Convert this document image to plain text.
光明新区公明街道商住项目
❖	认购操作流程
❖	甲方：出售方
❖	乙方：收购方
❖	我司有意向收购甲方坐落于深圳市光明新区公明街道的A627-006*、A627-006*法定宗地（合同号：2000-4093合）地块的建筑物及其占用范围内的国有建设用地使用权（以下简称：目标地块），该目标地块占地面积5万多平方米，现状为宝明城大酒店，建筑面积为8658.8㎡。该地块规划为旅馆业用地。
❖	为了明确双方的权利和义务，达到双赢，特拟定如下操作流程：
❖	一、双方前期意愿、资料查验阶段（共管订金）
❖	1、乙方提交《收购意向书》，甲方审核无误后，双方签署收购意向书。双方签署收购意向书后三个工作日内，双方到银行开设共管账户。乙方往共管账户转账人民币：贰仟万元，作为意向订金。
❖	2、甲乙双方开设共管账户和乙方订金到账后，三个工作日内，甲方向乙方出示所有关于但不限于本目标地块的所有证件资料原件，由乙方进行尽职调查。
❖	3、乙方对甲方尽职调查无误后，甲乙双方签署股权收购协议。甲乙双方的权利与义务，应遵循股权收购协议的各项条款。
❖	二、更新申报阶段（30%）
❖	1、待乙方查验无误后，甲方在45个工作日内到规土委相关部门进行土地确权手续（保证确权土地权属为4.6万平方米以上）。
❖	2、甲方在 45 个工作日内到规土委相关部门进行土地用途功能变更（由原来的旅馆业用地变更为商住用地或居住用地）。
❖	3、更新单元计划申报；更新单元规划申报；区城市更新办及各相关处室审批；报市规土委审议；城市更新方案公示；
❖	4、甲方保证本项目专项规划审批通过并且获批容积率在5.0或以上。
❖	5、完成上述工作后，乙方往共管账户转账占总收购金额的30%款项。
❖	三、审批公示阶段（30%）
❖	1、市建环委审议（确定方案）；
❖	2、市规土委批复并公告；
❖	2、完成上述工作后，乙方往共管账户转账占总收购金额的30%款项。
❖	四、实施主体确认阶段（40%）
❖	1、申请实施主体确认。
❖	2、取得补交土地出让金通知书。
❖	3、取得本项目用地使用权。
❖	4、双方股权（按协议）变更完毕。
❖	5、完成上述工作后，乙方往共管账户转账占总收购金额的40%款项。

**YOUR OBJECTIVE:** Repeat every line of the material exactly as given.

**FINAL ANSWER:**
Convert this document image to plain text.
光明新区公明街道商住项目
❖	认购操作流程
❖	甲方：出售方
❖	乙方：收购方
❖	我司有意向收购甲方坐落于深圳市光明新区公明街道的A627-006*、A627-006*法定宗地（合同号：2000-4093合）地块的建筑物及其占用范围内的国有建设用地使用权（以下简称：目标地块），该目标地块占地面积5万多平方米，现状为宝明城大酒店，建筑面积为8658.8㎡。该地块规划为旅馆业用地。
❖	为了明确双方的权利和义务，达到双赢，特拟定如下操作流程：
❖	一、双方前期意愿、资料查验阶段（共管订金）
❖	1、乙方提交《收购意向书》，甲方审核无误后，双方签署收购意向书。双方签署收购意向书后三个工作日内，双方到银行开设共管账户。乙方往共管账户转账人民币：贰仟万元，作为意向订金。
❖	2、甲乙双方开设共管账户和乙方订金到账后，三个工作日内，甲方向乙方出示所有关于但不限于本目标地块的所有证件资料原件，由乙方进行尽职调查。
❖	3、乙方对甲方尽职调查无误后，甲乙双方签署股权收购协议。甲乙双方的权利与义务，应遵循股权收购协议的各项条款。
❖	二、更新申报阶段（30%）
❖	1、待乙方查验无误后，甲方在45个工作日内到规土委相关部门进行土地确权手续（保证确权土地权属为4.6万平方米以上）。
❖	2、甲方在 45 个工作日内到规土委相关部门进行土地用途功能变更（由原来的旅馆业用地变更为商住用地或居住用地）。
❖	3、更新单元计划申报；更新单元规划申报；区城市更新办及各相关处室审批；报市规土委审议；城市更新方案公示；
❖	4、甲方保证本项目专项规划审批通过并且获批容积率在5.0或以上。
❖	5、完成上述工作后，乙方往共管账户转账占总收购金额的30%款项。
❖	三、审批公示阶段（30%）
❖	1、市建环委审议（确定方案）；
❖	2、市规土委批复并公告；
❖	2、完成上述工作后，乙方往共管账户转账占总收购金额的30%款项。
❖	四、实施主体确认阶段（40%）
❖	1、申请实施主体确认。
❖	2、取得补交土地出让金通知书。
❖	3、取得本项目用地使用权。
❖	4、双方股权（按协议）变更完毕。
❖	5、完成上述工作后，乙方往共管账户转账占总收购金额的40%款项。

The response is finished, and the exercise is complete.